**TASK OBJECTIVE**
Identify the lines bearing the string "screenshot" and gather them.

Figure collection entries:

- - -

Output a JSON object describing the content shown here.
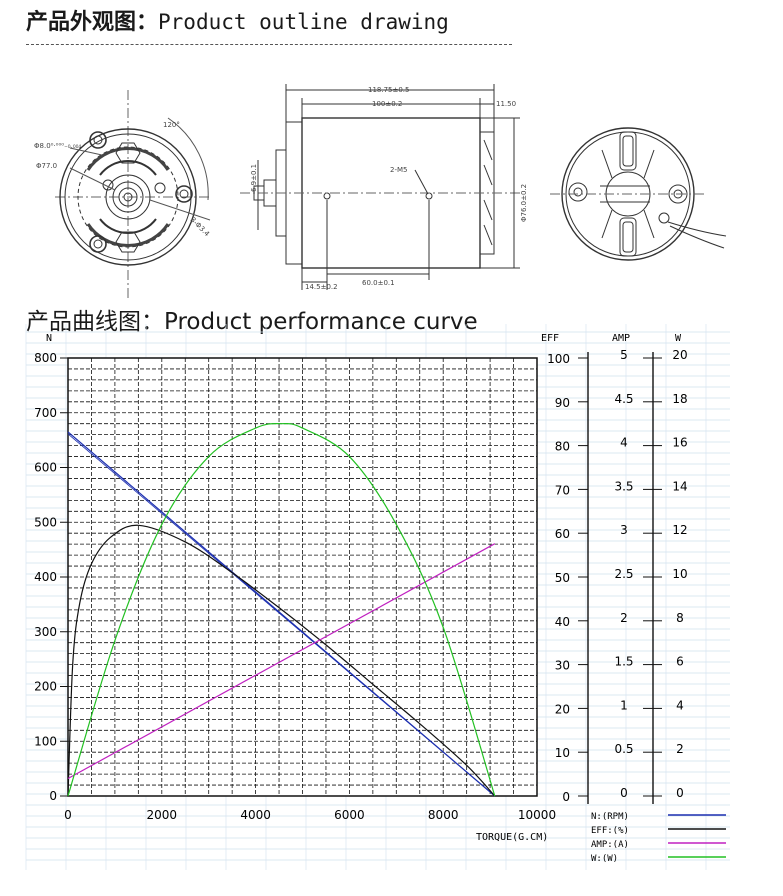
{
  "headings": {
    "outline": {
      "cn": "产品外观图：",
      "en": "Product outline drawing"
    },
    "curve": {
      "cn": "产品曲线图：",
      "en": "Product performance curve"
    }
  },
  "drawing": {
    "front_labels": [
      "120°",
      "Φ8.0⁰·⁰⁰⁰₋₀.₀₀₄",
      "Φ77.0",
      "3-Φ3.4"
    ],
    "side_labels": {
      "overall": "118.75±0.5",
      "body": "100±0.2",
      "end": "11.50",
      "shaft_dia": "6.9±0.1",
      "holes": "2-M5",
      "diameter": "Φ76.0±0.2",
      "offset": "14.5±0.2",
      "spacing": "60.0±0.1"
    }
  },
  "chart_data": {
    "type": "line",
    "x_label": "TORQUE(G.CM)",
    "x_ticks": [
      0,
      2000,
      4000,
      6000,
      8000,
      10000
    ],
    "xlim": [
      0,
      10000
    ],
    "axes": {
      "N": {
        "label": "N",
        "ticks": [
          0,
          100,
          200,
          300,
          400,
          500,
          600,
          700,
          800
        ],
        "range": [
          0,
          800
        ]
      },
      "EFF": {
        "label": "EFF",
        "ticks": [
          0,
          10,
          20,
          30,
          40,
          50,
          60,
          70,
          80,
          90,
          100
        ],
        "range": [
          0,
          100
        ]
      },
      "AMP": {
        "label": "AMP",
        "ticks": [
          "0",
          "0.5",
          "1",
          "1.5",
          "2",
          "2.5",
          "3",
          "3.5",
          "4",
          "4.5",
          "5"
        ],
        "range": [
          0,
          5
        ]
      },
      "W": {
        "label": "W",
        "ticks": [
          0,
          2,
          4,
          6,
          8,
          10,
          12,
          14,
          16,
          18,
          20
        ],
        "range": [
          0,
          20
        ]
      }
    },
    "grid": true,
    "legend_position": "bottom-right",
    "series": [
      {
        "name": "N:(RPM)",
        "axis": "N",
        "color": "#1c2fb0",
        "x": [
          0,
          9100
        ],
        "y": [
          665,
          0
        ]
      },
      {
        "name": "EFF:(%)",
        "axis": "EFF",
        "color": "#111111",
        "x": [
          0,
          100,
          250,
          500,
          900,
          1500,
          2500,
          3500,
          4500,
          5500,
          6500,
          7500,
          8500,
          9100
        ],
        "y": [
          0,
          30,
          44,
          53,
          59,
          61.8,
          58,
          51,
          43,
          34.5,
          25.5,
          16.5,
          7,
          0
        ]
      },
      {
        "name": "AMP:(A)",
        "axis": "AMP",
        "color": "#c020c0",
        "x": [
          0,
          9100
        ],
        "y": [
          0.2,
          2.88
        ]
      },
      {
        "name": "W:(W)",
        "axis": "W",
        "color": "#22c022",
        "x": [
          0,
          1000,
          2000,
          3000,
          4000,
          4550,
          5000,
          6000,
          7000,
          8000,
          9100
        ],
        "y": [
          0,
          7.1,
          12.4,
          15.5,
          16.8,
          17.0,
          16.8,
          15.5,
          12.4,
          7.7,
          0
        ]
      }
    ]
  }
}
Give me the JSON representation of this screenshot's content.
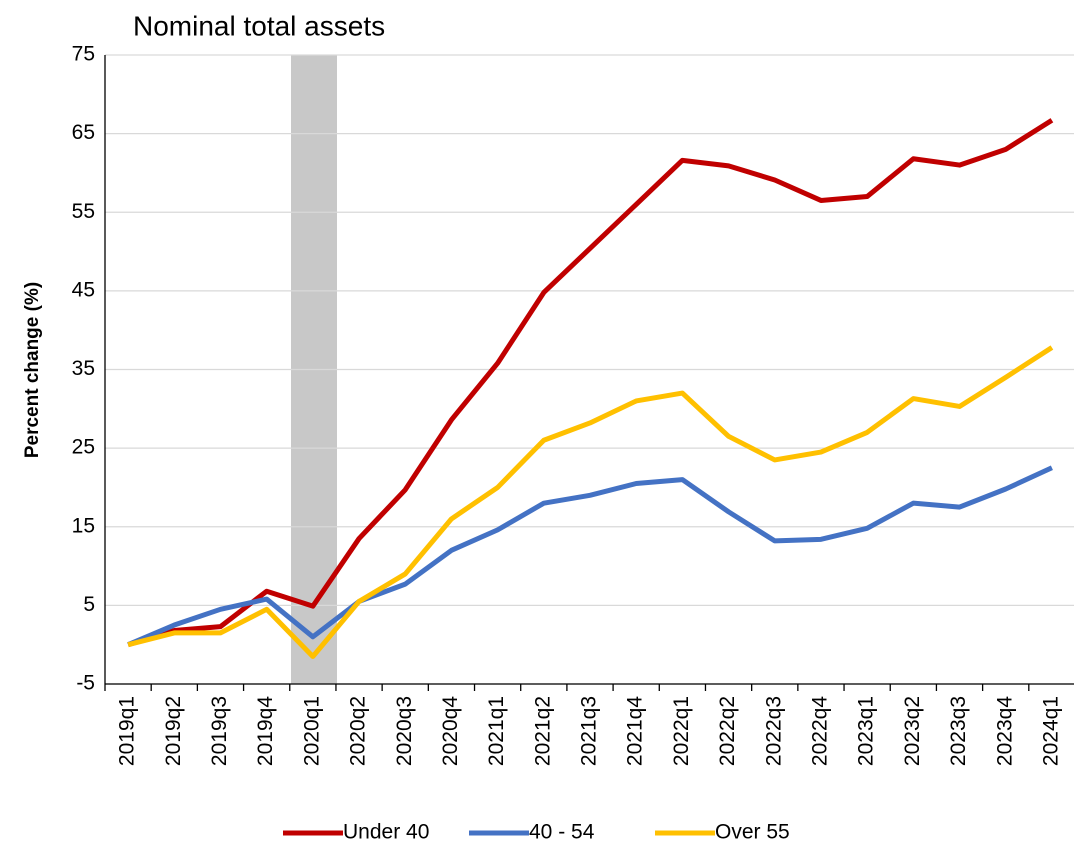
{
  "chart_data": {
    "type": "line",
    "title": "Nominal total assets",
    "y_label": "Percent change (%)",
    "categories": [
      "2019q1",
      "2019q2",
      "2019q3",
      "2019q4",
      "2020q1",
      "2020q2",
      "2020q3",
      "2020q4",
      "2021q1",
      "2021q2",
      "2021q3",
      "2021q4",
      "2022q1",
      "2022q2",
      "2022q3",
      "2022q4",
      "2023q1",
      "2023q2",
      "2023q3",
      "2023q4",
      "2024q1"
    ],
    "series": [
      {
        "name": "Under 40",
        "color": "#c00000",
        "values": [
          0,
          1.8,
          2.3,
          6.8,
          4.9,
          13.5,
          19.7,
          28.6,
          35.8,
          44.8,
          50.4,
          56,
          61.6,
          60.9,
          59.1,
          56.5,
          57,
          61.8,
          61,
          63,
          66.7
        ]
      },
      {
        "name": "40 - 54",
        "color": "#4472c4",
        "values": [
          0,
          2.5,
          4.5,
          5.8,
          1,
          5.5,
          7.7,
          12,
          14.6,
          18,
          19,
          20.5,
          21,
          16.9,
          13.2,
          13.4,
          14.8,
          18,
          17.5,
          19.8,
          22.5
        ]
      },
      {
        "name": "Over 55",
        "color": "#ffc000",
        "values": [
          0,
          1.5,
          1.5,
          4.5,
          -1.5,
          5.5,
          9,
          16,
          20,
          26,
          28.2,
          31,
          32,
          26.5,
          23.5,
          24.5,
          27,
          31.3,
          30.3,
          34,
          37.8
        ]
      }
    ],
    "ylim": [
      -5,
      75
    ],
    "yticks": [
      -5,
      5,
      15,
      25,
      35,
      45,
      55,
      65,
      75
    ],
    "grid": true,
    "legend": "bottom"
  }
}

- - -

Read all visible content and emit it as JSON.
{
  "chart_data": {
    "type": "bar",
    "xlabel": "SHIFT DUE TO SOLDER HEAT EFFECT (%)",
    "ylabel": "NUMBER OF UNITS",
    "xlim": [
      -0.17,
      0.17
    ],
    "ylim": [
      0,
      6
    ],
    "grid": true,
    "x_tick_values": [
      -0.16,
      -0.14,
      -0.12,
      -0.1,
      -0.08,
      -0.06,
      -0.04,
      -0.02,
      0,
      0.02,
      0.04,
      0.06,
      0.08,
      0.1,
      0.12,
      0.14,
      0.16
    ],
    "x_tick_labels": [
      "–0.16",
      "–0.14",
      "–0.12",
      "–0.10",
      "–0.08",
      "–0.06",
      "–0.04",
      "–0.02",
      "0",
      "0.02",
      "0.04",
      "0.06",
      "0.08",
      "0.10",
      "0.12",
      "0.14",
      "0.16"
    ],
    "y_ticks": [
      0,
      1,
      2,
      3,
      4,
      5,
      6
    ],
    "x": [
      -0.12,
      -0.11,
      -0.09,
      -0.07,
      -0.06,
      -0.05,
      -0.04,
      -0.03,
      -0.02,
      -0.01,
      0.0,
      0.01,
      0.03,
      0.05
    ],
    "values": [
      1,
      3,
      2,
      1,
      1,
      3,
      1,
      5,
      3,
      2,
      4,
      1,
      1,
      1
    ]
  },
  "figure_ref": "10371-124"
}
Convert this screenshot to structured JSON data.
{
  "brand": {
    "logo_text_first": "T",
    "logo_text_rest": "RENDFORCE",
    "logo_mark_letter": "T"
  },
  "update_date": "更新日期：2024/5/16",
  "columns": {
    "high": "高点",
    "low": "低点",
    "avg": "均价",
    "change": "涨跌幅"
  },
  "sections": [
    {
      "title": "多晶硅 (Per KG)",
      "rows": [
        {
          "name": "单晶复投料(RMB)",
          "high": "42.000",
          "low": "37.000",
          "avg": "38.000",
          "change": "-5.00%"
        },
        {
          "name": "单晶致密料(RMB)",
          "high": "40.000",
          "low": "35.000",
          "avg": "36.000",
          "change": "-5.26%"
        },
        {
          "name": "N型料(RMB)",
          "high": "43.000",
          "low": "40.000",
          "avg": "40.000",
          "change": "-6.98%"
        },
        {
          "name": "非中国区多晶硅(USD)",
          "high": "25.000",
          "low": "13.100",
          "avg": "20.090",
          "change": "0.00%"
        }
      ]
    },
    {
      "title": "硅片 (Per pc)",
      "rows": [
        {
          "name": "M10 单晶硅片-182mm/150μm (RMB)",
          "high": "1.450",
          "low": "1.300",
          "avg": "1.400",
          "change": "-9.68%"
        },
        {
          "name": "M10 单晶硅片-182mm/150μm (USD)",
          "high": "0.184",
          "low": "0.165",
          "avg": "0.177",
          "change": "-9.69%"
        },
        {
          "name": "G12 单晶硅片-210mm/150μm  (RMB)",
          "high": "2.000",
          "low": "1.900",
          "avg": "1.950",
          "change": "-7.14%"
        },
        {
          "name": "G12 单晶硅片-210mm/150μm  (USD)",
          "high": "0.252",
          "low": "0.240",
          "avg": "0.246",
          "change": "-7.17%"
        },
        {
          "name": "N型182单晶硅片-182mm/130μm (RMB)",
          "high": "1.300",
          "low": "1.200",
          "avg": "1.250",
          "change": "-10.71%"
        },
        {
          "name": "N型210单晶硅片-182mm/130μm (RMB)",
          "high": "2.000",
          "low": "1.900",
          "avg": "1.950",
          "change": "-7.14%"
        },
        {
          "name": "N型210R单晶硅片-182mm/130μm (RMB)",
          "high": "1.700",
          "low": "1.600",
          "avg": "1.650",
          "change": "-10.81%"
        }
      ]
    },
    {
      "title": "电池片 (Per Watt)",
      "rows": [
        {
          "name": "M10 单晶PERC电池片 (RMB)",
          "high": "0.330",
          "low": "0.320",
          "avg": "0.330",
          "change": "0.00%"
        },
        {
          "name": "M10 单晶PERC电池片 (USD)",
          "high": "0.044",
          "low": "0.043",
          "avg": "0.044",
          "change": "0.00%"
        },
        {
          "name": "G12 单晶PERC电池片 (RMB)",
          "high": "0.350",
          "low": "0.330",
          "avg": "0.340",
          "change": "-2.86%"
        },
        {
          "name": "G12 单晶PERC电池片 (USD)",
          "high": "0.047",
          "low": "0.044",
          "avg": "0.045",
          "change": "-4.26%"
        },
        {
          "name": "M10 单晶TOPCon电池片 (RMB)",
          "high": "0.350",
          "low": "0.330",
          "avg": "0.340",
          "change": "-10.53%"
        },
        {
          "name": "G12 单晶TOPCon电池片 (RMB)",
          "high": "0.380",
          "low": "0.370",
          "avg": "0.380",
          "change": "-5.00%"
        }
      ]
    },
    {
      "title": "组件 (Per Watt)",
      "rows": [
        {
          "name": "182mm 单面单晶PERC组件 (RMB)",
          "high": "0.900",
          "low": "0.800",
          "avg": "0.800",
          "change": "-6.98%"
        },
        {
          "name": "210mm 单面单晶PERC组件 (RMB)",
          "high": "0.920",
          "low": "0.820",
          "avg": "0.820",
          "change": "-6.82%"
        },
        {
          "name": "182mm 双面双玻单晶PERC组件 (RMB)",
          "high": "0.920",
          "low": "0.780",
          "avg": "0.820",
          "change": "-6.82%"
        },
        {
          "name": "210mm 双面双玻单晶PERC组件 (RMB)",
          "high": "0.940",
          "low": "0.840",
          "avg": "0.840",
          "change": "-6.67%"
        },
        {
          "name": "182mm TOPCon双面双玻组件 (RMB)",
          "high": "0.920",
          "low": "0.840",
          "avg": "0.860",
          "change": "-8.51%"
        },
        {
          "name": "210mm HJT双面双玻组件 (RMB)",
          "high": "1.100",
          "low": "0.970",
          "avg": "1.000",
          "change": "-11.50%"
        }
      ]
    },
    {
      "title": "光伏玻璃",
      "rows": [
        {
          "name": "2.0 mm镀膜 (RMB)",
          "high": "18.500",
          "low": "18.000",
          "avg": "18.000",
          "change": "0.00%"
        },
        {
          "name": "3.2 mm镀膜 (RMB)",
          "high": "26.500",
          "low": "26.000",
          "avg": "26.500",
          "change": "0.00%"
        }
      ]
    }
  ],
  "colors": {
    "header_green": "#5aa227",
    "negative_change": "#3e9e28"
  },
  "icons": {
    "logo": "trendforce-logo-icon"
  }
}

- - -

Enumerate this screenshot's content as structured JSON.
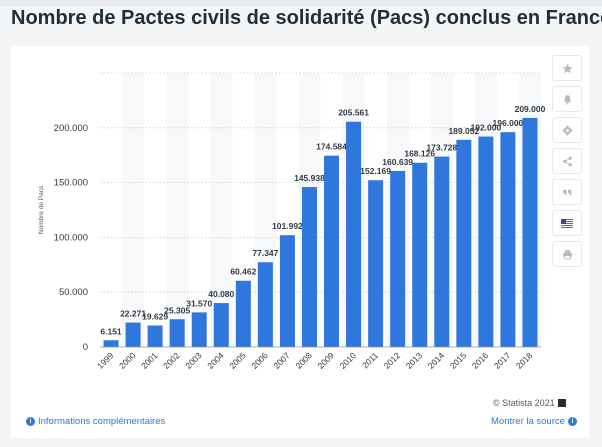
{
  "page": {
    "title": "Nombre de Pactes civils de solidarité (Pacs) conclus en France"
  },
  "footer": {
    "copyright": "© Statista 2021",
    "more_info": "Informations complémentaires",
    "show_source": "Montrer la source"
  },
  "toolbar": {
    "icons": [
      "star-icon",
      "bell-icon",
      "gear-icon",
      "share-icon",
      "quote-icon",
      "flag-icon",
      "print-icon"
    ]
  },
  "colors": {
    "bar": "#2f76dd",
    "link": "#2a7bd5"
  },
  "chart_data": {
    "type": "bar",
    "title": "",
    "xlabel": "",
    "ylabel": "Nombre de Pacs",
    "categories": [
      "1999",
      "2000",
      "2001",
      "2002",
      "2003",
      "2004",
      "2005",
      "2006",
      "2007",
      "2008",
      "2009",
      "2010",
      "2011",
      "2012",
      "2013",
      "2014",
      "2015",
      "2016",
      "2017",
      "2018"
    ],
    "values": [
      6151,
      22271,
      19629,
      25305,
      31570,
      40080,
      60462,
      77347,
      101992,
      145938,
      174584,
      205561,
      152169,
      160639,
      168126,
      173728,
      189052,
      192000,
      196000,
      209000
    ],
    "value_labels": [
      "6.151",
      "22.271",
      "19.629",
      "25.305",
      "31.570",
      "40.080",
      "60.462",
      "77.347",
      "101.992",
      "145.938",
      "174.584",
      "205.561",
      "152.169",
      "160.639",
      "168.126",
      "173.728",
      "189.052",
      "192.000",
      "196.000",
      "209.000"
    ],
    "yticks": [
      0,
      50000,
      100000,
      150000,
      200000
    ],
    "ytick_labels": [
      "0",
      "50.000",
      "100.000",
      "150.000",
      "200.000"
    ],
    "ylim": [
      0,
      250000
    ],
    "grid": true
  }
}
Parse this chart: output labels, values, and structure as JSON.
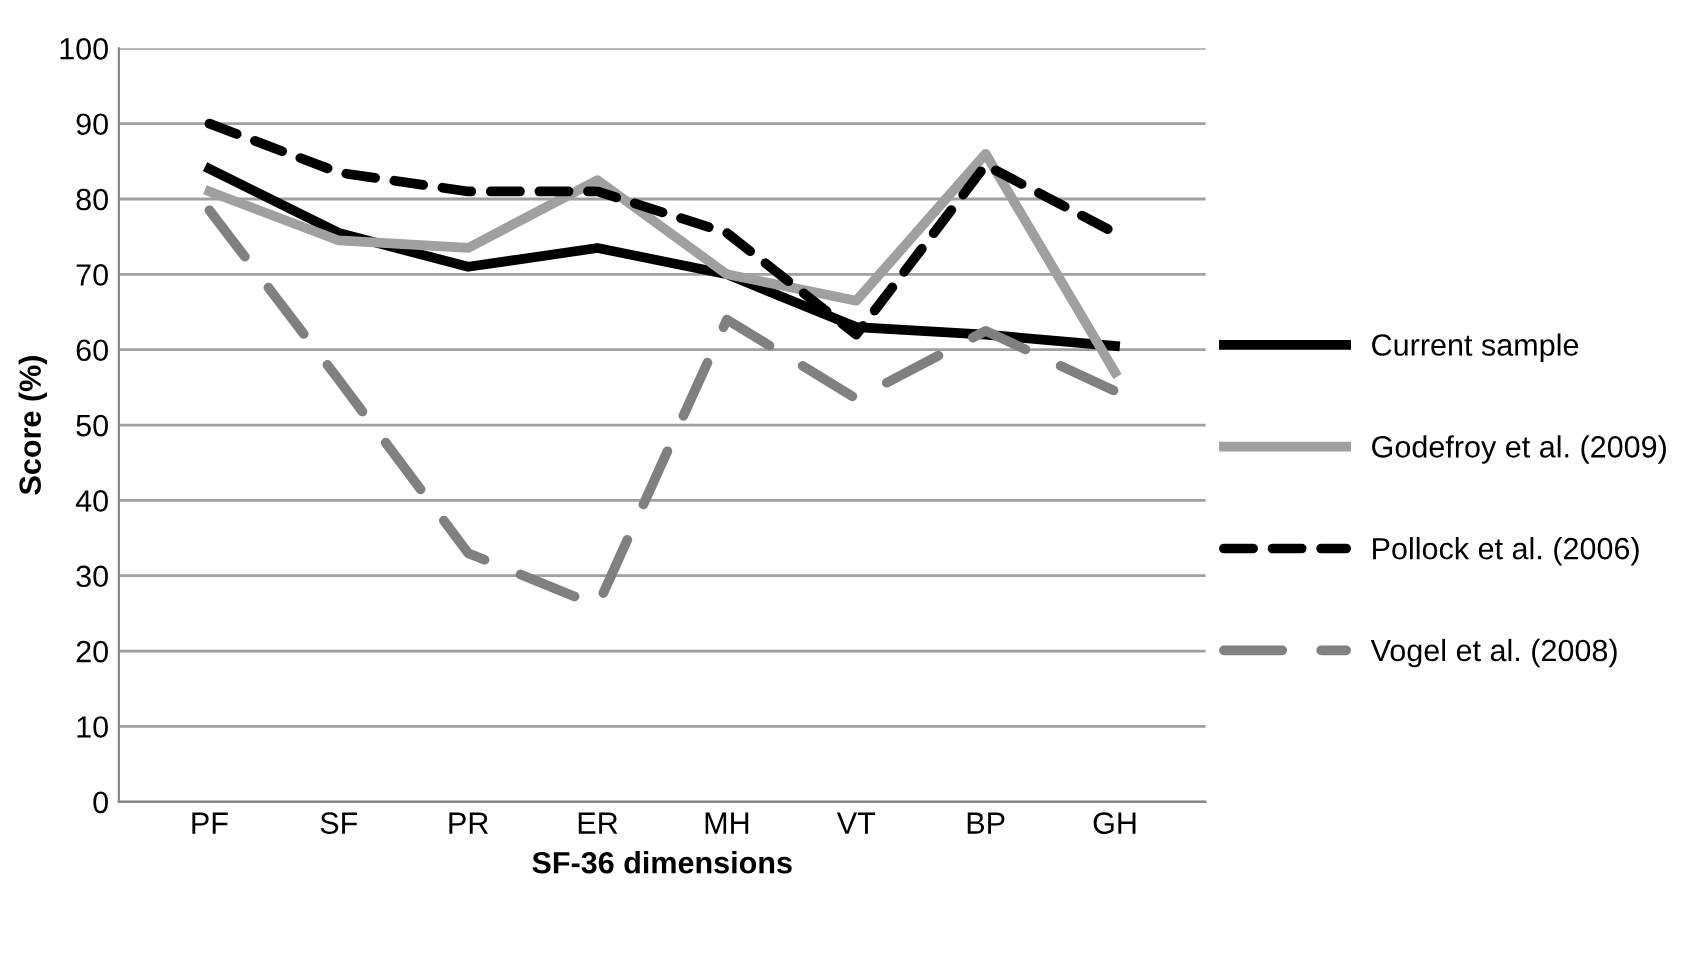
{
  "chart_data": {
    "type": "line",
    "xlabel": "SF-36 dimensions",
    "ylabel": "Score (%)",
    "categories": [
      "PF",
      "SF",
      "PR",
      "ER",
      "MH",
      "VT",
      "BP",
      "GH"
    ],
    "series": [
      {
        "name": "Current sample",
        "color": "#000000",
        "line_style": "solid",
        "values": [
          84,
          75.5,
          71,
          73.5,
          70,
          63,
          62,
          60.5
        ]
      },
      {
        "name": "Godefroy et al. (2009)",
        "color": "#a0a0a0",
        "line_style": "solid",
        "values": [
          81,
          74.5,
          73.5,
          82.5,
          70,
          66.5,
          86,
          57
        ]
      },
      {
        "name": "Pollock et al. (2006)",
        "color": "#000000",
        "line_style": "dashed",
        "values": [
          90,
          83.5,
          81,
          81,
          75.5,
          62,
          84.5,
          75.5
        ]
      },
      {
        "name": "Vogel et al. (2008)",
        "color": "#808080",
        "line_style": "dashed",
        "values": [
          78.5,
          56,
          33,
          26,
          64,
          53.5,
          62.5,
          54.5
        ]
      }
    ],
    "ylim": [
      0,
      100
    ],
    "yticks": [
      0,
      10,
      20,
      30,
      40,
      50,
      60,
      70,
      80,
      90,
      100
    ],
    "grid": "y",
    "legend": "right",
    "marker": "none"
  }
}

- - -

**WRITTEN ANSWER**
Give me the JSON representation of this screenshot's content.
Convert this screenshot to structured JSON data.
Enumerate this screenshot's content as structured JSON.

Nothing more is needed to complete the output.